[Start Task data]
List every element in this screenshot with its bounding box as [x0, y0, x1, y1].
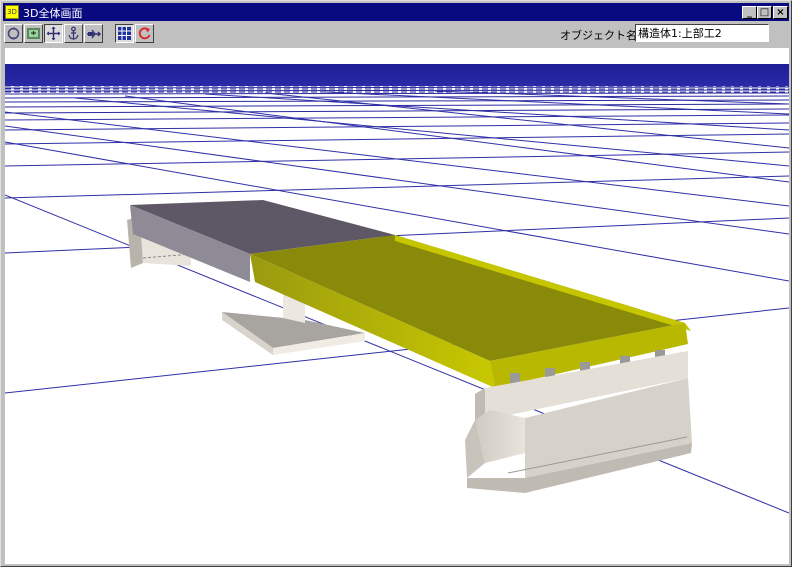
object-name-field[interactable]: [635, 24, 769, 42]
walk-button[interactable]: [64, 24, 83, 43]
rotate-icon: [7, 27, 20, 40]
pan-button[interactable]: [44, 24, 63, 43]
walk-anchor-icon: [68, 26, 79, 40]
zoom-button[interactable]: [24, 24, 43, 43]
pan-move-icon: [46, 26, 61, 41]
grid-icon: [118, 27, 131, 40]
zoom-icon: [27, 28, 40, 39]
grid-toggle-button[interactable]: [115, 24, 134, 43]
object-name-label: オブジェクト名: [560, 29, 637, 42]
3d-viewport[interactable]: [5, 48, 789, 564]
title-bar[interactable]: 3D 3D全体画面 _ □ ×: [3, 3, 789, 21]
maximize-button[interactable]: □: [757, 6, 772, 19]
3d-app-icon[interactable]: 3D: [5, 5, 19, 19]
close-button[interactable]: ×: [773, 6, 788, 19]
airplane-icon: [87, 29, 101, 39]
fly-button[interactable]: [84, 24, 103, 43]
reset-view-button[interactable]: [135, 24, 154, 43]
reset-rotate-icon: [138, 27, 151, 40]
window-title: 3D全体画面: [23, 7, 83, 20]
horizon-sky: [5, 64, 789, 86]
rotate-button[interactable]: [4, 24, 23, 43]
minimize-button[interactable]: _: [742, 6, 757, 19]
bridge-3d-scene: [5, 64, 789, 514]
app-window: 3D 3D全体画面 _ □ × オブジェクト名 構造体1:上部工2: [0, 0, 792, 567]
toolbar: オブジェクト名: [3, 22, 789, 46]
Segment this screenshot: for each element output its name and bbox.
[End Task data]
### Problem description
Please copy all of the data above line for line, changing nothing, and leave the picture out of your answer.

### Answer in full
List every element in this screenshot with its bounding box as [x0, y0, x1, y1].
object-name-field[interactable]: [635, 24, 769, 42]
walk-button[interactable]: [64, 24, 83, 43]
rotate-icon: [7, 27, 20, 40]
pan-button[interactable]: [44, 24, 63, 43]
walk-anchor-icon: [68, 26, 79, 40]
zoom-button[interactable]: [24, 24, 43, 43]
pan-move-icon: [46, 26, 61, 41]
grid-icon: [118, 27, 131, 40]
zoom-icon: [27, 28, 40, 39]
grid-toggle-button[interactable]: [115, 24, 134, 43]
object-name-label: オブジェクト名: [560, 29, 637, 42]
3d-viewport[interactable]: [5, 48, 789, 564]
title-bar[interactable]: 3D 3D全体画面 _ □ ×: [3, 3, 789, 21]
maximize-button[interactable]: □: [757, 6, 772, 19]
3d-app-icon[interactable]: 3D: [5, 5, 19, 19]
close-button[interactable]: ×: [773, 6, 788, 19]
airplane-icon: [87, 29, 101, 39]
fly-button[interactable]: [84, 24, 103, 43]
reset-view-button[interactable]: [135, 24, 154, 43]
reset-rotate-icon: [138, 27, 151, 40]
window-title: 3D全体画面: [23, 7, 83, 20]
horizon-sky: [5, 64, 789, 86]
rotate-button[interactable]: [4, 24, 23, 43]
minimize-button[interactable]: _: [742, 6, 757, 19]
bridge-3d-scene: [5, 64, 789, 514]
app-window: 3D 3D全体画面 _ □ × オブジェクト名 構造体1:上部工2: [0, 0, 792, 567]
toolbar: オブジェクト名: [3, 22, 789, 46]
Segment this screenshot: for each element output its name and bbox.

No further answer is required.